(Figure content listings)
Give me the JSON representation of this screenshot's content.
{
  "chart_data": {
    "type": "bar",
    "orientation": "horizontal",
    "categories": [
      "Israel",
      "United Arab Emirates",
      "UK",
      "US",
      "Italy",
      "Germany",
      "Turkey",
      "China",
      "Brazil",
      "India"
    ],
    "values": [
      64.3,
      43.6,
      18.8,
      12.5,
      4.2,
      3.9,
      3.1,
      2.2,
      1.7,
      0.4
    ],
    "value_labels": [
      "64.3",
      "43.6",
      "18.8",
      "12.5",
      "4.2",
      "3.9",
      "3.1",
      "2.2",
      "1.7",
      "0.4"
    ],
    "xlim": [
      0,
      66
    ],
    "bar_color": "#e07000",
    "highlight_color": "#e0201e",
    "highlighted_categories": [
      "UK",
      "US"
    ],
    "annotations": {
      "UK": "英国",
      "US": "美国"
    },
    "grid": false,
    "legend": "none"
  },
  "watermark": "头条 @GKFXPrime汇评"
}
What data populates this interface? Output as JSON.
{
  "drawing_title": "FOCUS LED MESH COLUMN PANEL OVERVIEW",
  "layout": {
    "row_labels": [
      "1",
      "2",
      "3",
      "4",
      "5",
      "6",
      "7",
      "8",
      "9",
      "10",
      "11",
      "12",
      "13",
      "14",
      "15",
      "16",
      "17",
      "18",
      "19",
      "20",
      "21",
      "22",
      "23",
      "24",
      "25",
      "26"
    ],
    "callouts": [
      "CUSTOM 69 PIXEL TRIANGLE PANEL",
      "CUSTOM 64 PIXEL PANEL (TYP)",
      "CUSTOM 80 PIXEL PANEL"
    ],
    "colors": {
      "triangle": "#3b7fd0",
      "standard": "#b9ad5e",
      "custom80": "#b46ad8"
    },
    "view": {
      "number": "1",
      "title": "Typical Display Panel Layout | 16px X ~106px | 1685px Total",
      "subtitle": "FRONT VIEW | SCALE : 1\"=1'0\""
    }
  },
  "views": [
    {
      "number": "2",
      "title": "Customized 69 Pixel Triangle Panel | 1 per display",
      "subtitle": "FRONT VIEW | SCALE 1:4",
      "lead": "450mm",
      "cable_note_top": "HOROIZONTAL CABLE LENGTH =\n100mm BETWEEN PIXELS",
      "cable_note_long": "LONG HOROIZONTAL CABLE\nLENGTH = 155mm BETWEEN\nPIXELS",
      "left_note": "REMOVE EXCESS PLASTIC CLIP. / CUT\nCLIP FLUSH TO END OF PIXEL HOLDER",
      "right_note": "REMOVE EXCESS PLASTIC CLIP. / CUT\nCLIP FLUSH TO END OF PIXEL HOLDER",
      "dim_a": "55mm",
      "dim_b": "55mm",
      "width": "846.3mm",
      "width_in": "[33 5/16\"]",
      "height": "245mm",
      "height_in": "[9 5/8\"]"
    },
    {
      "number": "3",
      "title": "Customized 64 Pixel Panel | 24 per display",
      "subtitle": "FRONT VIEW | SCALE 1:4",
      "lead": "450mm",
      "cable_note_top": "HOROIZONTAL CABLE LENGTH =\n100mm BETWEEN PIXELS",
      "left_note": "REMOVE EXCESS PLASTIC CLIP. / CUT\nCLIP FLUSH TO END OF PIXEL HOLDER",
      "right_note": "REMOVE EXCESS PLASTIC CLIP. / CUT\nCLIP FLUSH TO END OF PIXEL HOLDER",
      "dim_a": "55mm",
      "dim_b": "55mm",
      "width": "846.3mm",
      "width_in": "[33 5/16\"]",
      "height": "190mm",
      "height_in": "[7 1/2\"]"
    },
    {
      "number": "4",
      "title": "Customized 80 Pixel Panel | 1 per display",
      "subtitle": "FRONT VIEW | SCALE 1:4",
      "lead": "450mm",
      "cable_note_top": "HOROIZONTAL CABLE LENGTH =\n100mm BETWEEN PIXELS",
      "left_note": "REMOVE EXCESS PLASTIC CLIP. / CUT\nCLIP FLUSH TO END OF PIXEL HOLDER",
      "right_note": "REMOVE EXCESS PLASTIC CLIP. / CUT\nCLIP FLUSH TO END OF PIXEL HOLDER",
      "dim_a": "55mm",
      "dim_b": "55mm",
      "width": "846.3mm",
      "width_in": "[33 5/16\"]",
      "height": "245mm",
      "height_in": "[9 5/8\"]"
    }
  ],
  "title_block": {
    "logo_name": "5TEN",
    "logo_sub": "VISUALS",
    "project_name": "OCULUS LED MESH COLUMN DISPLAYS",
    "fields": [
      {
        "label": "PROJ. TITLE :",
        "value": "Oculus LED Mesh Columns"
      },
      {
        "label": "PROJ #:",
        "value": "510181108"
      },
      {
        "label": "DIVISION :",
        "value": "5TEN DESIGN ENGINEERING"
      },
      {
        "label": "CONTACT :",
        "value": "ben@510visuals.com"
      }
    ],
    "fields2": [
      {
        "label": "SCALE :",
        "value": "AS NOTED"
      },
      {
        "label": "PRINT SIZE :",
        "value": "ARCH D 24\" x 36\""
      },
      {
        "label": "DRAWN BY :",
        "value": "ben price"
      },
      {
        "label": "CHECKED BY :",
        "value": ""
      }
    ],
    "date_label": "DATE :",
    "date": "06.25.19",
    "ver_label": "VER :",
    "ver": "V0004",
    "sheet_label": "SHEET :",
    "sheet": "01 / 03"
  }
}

### STATED GOAL
Extract the full listing above without alteration.

### SOLUTION
Give me the JSON representation of this screenshot's content.
{
  "chart_data": {
    "type": "bar",
    "orientation": "horizontal",
    "categories": [
      "Israel",
      "United Arab Emirates",
      "UK",
      "US",
      "Italy",
      "Germany",
      "Turkey",
      "China",
      "Brazil",
      "India"
    ],
    "values": [
      64.3,
      43.6,
      18.8,
      12.5,
      4.2,
      3.9,
      3.1,
      2.2,
      1.7,
      0.4
    ],
    "value_labels": [
      "64.3",
      "43.6",
      "18.8",
      "12.5",
      "4.2",
      "3.9",
      "3.1",
      "2.2",
      "1.7",
      "0.4"
    ],
    "xlim": [
      0,
      66
    ],
    "bar_color": "#e07000",
    "highlight_color": "#e0201e",
    "highlighted_categories": [
      "UK",
      "US"
    ],
    "annotations": {
      "UK": "英国",
      "US": "美国"
    },
    "grid": false,
    "legend": "none"
  },
  "watermark": "头条 @GKFXPrime汇评"
}
What data populates this interface? Output as JSON.
{
  "drawing_title": "FOCUS LED MESH COLUMN PANEL OVERVIEW",
  "layout": {
    "row_labels": [
      "1",
      "2",
      "3",
      "4",
      "5",
      "6",
      "7",
      "8",
      "9",
      "10",
      "11",
      "12",
      "13",
      "14",
      "15",
      "16",
      "17",
      "18",
      "19",
      "20",
      "21",
      "22",
      "23",
      "24",
      "25",
      "26"
    ],
    "callouts": [
      "CUSTOM 69 PIXEL TRIANGLE PANEL",
      "CUSTOM 64 PIXEL PANEL (TYP)",
      "CUSTOM 80 PIXEL PANEL"
    ],
    "colors": {
      "triangle": "#3b7fd0",
      "standard": "#b9ad5e",
      "custom80": "#b46ad8"
    },
    "view": {
      "number": "1",
      "title": "Typical Display Panel Layout | 16px X ~106px | 1685px Total",
      "subtitle": "FRONT VIEW | SCALE : 1\"=1'0\""
    }
  },
  "views": [
    {
      "number": "2",
      "title": "Customized 69 Pixel Triangle Panel | 1 per display",
      "subtitle": "FRONT VIEW | SCALE 1:4",
      "lead": "450mm",
      "cable_note_top": "HOROIZONTAL CABLE LENGTH =\n100mm BETWEEN PIXELS",
      "cable_note_long": "LONG HOROIZONTAL CABLE\nLENGTH = 155mm BETWEEN\nPIXELS",
      "left_note": "REMOVE EXCESS PLASTIC CLIP. / CUT\nCLIP FLUSH TO END OF PIXEL HOLDER",
      "right_note": "REMOVE EXCESS PLASTIC CLIP. / CUT\nCLIP FLUSH TO END OF PIXEL HOLDER",
      "dim_a": "55mm",
      "dim_b": "55mm",
      "width": "846.3mm",
      "width_in": "[33 5/16\"]",
      "height": "245mm",
      "height_in": "[9 5/8\"]"
    },
    {
      "number": "3",
      "title": "Customized 64 Pixel Panel | 24 per display",
      "subtitle": "FRONT VIEW | SCALE 1:4",
      "lead": "450mm",
      "cable_note_top": "HOROIZONTAL CABLE LENGTH =\n100mm BETWEEN PIXELS",
      "left_note": "REMOVE EXCESS PLASTIC CLIP. / CUT\nCLIP FLUSH TO END OF PIXEL HOLDER",
      "right_note": "REMOVE EXCESS PLASTIC CLIP. / CUT\nCLIP FLUSH TO END OF PIXEL HOLDER",
      "dim_a": "55mm",
      "dim_b": "55mm",
      "width": "846.3mm",
      "width_in": "[33 5/16\"]",
      "height": "190mm",
      "height_in": "[7 1/2\"]"
    },
    {
      "number": "4",
      "title": "Customized 80 Pixel Panel | 1 per display",
      "subtitle": "FRONT VIEW | SCALE 1:4",
      "lead": "450mm",
      "cable_note_top": "HOROIZONTAL CABLE LENGTH =\n100mm BETWEEN PIXELS",
      "left_note": "REMOVE EXCESS PLASTIC CLIP. / CUT\nCLIP FLUSH TO END OF PIXEL HOLDER",
      "right_note": "REMOVE EXCESS PLASTIC CLIP. / CUT\nCLIP FLUSH TO END OF PIXEL HOLDER",
      "dim_a": "55mm",
      "dim_b": "55mm",
      "width": "846.3mm",
      "width_in": "[33 5/16\"]",
      "height": "245mm",
      "height_in": "[9 5/8\"]"
    }
  ],
  "title_block": {
    "logo_name": "5TEN",
    "logo_sub": "VISUALS",
    "project_name": "OCULUS LED MESH COLUMN DISPLAYS",
    "fields": [
      {
        "label": "PROJ. TITLE :",
        "value": "Oculus LED Mesh Columns"
      },
      {
        "label": "PROJ #:",
        "value": "510181108"
      },
      {
        "label": "DIVISION :",
        "value": "5TEN DESIGN ENGINEERING"
      },
      {
        "label": "CONTACT :",
        "value": "ben@510visuals.com"
      }
    ],
    "fields2": [
      {
        "label": "SCALE :",
        "value": "AS NOTED"
      },
      {
        "label": "PRINT SIZE :",
        "value": "ARCH D 24\" x 36\""
      },
      {
        "label": "DRAWN BY :",
        "value": "ben price"
      },
      {
        "label": "CHECKED BY :",
        "value": ""
      }
    ],
    "date_label": "DATE :",
    "date": "06.25.19",
    "ver_label": "VER :",
    "ver": "V0004",
    "sheet_label": "SHEET :",
    "sheet": "01 / 03"
  }
}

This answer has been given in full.